**Assigned task**
Repeat the whole of the data, keeping every detail the same.

**Records for this exercise**

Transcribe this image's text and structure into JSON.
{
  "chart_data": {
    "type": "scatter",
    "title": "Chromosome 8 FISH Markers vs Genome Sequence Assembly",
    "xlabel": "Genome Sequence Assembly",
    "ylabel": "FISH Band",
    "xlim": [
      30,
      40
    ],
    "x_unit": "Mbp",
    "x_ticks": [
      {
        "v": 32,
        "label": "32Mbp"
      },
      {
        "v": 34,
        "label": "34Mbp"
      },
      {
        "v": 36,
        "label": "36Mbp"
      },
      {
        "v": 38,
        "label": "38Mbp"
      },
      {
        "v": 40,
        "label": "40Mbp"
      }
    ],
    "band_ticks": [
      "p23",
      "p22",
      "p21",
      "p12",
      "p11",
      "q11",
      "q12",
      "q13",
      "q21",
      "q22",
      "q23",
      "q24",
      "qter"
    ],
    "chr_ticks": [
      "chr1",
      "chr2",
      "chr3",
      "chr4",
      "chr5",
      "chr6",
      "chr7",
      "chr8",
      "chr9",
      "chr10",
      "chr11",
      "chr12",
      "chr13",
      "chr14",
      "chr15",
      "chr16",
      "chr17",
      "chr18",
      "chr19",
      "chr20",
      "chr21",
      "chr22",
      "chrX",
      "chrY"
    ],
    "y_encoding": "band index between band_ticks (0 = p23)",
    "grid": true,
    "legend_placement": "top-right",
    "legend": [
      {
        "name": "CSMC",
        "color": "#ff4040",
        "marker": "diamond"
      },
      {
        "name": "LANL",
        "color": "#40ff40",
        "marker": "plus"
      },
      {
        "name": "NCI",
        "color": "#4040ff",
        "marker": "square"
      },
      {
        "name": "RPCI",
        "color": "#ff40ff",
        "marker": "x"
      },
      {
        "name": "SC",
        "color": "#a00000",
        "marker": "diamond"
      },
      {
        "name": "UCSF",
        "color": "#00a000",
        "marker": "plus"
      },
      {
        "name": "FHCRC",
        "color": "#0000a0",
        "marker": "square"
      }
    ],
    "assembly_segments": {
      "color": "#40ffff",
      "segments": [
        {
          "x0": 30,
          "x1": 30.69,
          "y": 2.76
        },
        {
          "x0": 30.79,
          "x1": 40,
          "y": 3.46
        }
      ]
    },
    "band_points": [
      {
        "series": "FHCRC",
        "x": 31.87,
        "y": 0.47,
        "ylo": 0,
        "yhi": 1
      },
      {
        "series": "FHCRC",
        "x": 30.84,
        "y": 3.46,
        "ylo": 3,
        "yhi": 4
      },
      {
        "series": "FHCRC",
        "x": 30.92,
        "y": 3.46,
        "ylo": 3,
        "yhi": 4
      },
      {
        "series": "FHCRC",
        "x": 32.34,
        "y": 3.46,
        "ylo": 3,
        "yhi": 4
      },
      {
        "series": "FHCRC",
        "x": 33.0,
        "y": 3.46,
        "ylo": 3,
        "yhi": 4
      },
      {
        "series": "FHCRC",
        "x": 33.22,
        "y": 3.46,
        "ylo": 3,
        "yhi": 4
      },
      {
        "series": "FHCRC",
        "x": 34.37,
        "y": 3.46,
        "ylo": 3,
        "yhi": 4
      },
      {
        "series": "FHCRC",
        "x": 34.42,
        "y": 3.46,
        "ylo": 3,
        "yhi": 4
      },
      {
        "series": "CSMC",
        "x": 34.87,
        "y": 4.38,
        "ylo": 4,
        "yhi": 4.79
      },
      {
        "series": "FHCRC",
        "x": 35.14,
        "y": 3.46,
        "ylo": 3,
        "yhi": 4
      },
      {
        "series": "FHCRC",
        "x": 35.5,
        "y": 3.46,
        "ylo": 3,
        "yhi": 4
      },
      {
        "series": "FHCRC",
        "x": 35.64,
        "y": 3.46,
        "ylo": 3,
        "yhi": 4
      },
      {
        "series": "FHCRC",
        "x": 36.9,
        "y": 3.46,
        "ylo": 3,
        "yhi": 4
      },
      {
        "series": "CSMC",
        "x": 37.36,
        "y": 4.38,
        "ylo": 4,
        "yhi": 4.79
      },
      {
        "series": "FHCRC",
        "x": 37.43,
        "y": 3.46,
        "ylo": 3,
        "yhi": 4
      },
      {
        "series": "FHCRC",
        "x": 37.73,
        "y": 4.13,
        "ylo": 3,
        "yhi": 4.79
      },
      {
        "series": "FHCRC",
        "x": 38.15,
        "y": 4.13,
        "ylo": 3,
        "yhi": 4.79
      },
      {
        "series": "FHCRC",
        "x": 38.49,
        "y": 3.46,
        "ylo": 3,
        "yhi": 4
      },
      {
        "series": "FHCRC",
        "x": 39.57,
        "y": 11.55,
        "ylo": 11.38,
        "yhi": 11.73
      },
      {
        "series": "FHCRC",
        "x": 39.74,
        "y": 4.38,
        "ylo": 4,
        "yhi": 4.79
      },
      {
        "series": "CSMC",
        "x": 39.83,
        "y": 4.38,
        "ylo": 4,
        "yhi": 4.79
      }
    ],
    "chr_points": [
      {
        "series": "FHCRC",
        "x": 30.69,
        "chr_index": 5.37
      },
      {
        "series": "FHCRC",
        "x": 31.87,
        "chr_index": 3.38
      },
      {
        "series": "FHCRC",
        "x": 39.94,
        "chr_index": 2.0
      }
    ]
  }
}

**Response below**
Transcribe this image's text and structure into JSON.
{
  "chart_data": {
    "type": "scatter",
    "title": "Chromosome 8 FISH Markers vs Genome Sequence Assembly",
    "xlabel": "Genome Sequence Assembly",
    "ylabel": "FISH Band",
    "xlim": [
      30,
      40
    ],
    "x_unit": "Mbp",
    "x_ticks": [
      {
        "v": 32,
        "label": "32Mbp"
      },
      {
        "v": 34,
        "label": "34Mbp"
      },
      {
        "v": 36,
        "label": "36Mbp"
      },
      {
        "v": 38,
        "label": "38Mbp"
      },
      {
        "v": 40,
        "label": "40Mbp"
      }
    ],
    "band_ticks": [
      "p23",
      "p22",
      "p21",
      "p12",
      "p11",
      "q11",
      "q12",
      "q13",
      "q21",
      "q22",
      "q23",
      "q24",
      "qter"
    ],
    "chr_ticks": [
      "chr1",
      "chr2",
      "chr3",
      "chr4",
      "chr5",
      "chr6",
      "chr7",
      "chr8",
      "chr9",
      "chr10",
      "chr11",
      "chr12",
      "chr13",
      "chr14",
      "chr15",
      "chr16",
      "chr17",
      "chr18",
      "chr19",
      "chr20",
      "chr21",
      "chr22",
      "chrX",
      "chrY"
    ],
    "y_encoding": "band index between band_ticks (0 = p23)",
    "grid": true,
    "legend_placement": "top-right",
    "legend": [
      {
        "name": "CSMC",
        "color": "#ff4040",
        "marker": "diamond"
      },
      {
        "name": "LANL",
        "color": "#40ff40",
        "marker": "plus"
      },
      {
        "name": "NCI",
        "color": "#4040ff",
        "marker": "square"
      },
      {
        "name": "RPCI",
        "color": "#ff40ff",
        "marker": "x"
      },
      {
        "name": "SC",
        "color": "#a00000",
        "marker": "diamond"
      },
      {
        "name": "UCSF",
        "color": "#00a000",
        "marker": "plus"
      },
      {
        "name": "FHCRC",
        "color": "#0000a0",
        "marker": "square"
      }
    ],
    "assembly_segments": {
      "color": "#40ffff",
      "segments": [
        {
          "x0": 30,
          "x1": 30.69,
          "y": 2.76
        },
        {
          "x0": 30.79,
          "x1": 40,
          "y": 3.46
        }
      ]
    },
    "band_points": [
      {
        "series": "FHCRC",
        "x": 31.87,
        "y": 0.47,
        "ylo": 0,
        "yhi": 1
      },
      {
        "series": "FHCRC",
        "x": 30.84,
        "y": 3.46,
        "ylo": 3,
        "yhi": 4
      },
      {
        "series": "FHCRC",
        "x": 30.92,
        "y": 3.46,
        "ylo": 3,
        "yhi": 4
      },
      {
        "series": "FHCRC",
        "x": 32.34,
        "y": 3.46,
        "ylo": 3,
        "yhi": 4
      },
      {
        "series": "FHCRC",
        "x": 33.0,
        "y": 3.46,
        "ylo": 3,
        "yhi": 4
      },
      {
        "series": "FHCRC",
        "x": 33.22,
        "y": 3.46,
        "ylo": 3,
        "yhi": 4
      },
      {
        "series": "FHCRC",
        "x": 34.37,
        "y": 3.46,
        "ylo": 3,
        "yhi": 4
      },
      {
        "series": "FHCRC",
        "x": 34.42,
        "y": 3.46,
        "ylo": 3,
        "yhi": 4
      },
      {
        "series": "CSMC",
        "x": 34.87,
        "y": 4.38,
        "ylo": 4,
        "yhi": 4.79
      },
      {
        "series": "FHCRC",
        "x": 35.14,
        "y": 3.46,
        "ylo": 3,
        "yhi": 4
      },
      {
        "series": "FHCRC",
        "x": 35.5,
        "y": 3.46,
        "ylo": 3,
        "yhi": 4
      },
      {
        "series": "FHCRC",
        "x": 35.64,
        "y": 3.46,
        "ylo": 3,
        "yhi": 4
      },
      {
        "series": "FHCRC",
        "x": 36.9,
        "y": 3.46,
        "ylo": 3,
        "yhi": 4
      },
      {
        "series": "CSMC",
        "x": 37.36,
        "y": 4.38,
        "ylo": 4,
        "yhi": 4.79
      },
      {
        "series": "FHCRC",
        "x": 37.43,
        "y": 3.46,
        "ylo": 3,
        "yhi": 4
      },
      {
        "series": "FHCRC",
        "x": 37.73,
        "y": 4.13,
        "ylo": 3,
        "yhi": 4.79
      },
      {
        "series": "FHCRC",
        "x": 38.15,
        "y": 4.13,
        "ylo": 3,
        "yhi": 4.79
      },
      {
        "series": "FHCRC",
        "x": 38.49,
        "y": 3.46,
        "ylo": 3,
        "yhi": 4
      },
      {
        "series": "FHCRC",
        "x": 39.57,
        "y": 11.55,
        "ylo": 11.38,
        "yhi": 11.73
      },
      {
        "series": "FHCRC",
        "x": 39.74,
        "y": 4.38,
        "ylo": 4,
        "yhi": 4.79
      },
      {
        "series": "CSMC",
        "x": 39.83,
        "y": 4.38,
        "ylo": 4,
        "yhi": 4.79
      }
    ],
    "chr_points": [
      {
        "series": "FHCRC",
        "x": 30.69,
        "chr_index": 5.37
      },
      {
        "series": "FHCRC",
        "x": 31.87,
        "chr_index": 3.38
      },
      {
        "series": "FHCRC",
        "x": 39.94,
        "chr_index": 2.0
      }
    ]
  }
}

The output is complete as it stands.